→ TASK OBJECTIVE: Lines from the one containing "Read this page and output its text content." through the end of the data are to be returned exactly, and no others.

Extracted records:
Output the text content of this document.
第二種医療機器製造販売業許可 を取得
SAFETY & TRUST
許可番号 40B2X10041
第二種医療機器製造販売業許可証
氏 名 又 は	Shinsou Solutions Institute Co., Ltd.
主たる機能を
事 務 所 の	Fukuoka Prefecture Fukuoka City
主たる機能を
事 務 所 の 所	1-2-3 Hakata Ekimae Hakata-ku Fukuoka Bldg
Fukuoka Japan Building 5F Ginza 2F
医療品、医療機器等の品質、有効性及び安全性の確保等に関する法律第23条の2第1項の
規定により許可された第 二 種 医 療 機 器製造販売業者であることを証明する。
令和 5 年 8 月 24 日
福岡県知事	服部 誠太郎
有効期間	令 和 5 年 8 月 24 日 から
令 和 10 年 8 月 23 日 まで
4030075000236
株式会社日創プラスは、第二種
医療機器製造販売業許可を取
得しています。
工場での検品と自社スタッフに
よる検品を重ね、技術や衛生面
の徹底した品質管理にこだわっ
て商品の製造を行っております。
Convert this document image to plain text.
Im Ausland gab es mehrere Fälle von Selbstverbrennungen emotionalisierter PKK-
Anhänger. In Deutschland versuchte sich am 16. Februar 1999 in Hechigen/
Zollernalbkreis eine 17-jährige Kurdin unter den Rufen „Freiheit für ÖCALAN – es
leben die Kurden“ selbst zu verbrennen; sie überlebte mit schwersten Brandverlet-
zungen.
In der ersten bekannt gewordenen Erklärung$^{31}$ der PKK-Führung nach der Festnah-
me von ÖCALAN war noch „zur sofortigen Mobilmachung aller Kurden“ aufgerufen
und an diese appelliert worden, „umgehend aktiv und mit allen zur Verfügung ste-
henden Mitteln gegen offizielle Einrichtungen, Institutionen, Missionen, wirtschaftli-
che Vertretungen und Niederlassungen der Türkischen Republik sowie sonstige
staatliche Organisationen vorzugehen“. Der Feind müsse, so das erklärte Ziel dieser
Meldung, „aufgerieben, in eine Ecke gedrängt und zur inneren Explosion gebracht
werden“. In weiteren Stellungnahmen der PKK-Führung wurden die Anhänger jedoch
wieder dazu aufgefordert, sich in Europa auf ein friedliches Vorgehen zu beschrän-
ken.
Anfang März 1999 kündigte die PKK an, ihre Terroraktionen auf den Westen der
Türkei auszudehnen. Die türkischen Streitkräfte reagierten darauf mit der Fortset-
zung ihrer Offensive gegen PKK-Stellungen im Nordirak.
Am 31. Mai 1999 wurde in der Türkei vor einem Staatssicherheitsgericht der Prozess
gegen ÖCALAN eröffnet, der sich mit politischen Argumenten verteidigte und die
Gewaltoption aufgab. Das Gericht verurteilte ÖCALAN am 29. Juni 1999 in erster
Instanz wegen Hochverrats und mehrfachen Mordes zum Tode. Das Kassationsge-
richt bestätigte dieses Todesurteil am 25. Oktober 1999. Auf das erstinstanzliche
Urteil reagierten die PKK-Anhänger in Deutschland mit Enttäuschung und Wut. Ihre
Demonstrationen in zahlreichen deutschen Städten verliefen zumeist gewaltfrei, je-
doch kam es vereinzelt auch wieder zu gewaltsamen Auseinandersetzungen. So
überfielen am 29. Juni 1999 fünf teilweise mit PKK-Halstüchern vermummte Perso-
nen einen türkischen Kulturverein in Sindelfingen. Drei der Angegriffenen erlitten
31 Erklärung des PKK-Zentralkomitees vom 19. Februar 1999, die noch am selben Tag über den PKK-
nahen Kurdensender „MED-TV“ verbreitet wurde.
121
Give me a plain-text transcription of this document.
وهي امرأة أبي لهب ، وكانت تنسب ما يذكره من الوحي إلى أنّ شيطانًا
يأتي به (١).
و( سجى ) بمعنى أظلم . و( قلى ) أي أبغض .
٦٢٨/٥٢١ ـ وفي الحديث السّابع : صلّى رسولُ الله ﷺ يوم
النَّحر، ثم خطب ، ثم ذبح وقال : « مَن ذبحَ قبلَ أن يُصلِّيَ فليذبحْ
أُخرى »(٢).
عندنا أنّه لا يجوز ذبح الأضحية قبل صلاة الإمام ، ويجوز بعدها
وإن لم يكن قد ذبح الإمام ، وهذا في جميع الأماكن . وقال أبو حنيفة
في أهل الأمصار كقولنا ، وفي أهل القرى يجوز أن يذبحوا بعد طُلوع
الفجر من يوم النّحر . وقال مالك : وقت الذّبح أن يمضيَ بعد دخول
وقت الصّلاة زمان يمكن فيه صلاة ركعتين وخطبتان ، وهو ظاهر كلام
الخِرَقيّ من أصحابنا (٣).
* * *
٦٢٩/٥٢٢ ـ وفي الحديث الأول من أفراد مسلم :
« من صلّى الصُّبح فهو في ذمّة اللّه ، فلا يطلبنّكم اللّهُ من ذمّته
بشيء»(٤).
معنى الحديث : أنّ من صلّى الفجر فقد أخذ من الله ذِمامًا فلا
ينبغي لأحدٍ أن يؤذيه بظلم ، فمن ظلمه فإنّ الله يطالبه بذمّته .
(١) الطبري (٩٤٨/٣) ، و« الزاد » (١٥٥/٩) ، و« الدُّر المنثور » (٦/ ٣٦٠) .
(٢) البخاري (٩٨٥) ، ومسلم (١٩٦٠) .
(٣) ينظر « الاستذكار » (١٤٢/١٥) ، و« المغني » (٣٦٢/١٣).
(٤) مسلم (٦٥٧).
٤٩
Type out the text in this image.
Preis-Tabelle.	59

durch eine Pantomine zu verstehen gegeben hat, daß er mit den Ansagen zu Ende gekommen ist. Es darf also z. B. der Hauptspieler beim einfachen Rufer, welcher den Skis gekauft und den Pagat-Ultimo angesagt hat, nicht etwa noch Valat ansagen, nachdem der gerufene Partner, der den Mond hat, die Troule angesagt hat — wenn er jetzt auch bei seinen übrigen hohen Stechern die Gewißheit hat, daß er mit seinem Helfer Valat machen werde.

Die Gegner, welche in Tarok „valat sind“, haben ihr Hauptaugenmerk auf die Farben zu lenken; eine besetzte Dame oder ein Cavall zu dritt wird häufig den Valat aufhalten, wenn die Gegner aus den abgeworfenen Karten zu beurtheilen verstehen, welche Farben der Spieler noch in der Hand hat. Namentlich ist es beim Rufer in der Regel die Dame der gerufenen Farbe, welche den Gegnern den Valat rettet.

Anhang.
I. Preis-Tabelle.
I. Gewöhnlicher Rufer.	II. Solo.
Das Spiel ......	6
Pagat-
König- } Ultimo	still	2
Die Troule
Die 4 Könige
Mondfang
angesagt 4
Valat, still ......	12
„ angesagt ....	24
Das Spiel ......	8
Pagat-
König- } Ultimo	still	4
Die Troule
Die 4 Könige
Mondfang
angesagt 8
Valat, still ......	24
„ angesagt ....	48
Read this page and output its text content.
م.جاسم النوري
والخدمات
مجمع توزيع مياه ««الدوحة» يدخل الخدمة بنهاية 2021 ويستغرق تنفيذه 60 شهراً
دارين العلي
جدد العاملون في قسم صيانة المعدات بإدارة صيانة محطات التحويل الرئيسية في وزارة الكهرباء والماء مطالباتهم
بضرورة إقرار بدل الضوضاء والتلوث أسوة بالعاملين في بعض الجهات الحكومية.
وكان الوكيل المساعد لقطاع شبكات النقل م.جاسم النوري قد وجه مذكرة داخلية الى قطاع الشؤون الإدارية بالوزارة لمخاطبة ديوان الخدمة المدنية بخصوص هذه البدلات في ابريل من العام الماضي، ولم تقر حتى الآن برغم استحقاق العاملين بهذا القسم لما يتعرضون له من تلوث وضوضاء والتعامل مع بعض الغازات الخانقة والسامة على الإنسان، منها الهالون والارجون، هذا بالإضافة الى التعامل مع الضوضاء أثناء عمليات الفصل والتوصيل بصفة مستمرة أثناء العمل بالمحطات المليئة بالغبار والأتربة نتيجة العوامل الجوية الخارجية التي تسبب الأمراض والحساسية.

→ WRITTEN RESPONSE:
Read this page and output its text content.
م.جاسم النوري
والخدمات
مجمع توزيع مياه ««الدوحة» يدخل الخدمة بنهاية 2021 ويستغرق تنفيذه 60 شهراً
دارين العلي
جدد العاملون في قسم صيانة المعدات بإدارة صيانة محطات التحويل الرئيسية في وزارة الكهرباء والماء مطالباتهم
بضرورة إقرار بدل الضوضاء والتلوث أسوة بالعاملين في بعض الجهات الحكومية.
وكان الوكيل المساعد لقطاع شبكات النقل م.جاسم النوري قد وجه مذكرة داخلية الى قطاع الشؤون الإدارية بالوزارة لمخاطبة ديوان الخدمة المدنية بخصوص هذه البدلات في ابريل من العام الماضي، ولم تقر حتى الآن برغم استحقاق العاملين بهذا القسم لما يتعرضون له من تلوث وضوضاء والتعامل مع بعض الغازات الخانقة والسامة على الإنسان، منها الهالون والارجون، هذا بالإضافة الى التعامل مع الضوضاء أثناء عمليات الفصل والتوصيل بصفة مستمرة أثناء العمل بالمحطات المليئة بالغبار والأتربة نتيجة العوامل الجوية الخارجية التي تسبب الأمراض والحساسية.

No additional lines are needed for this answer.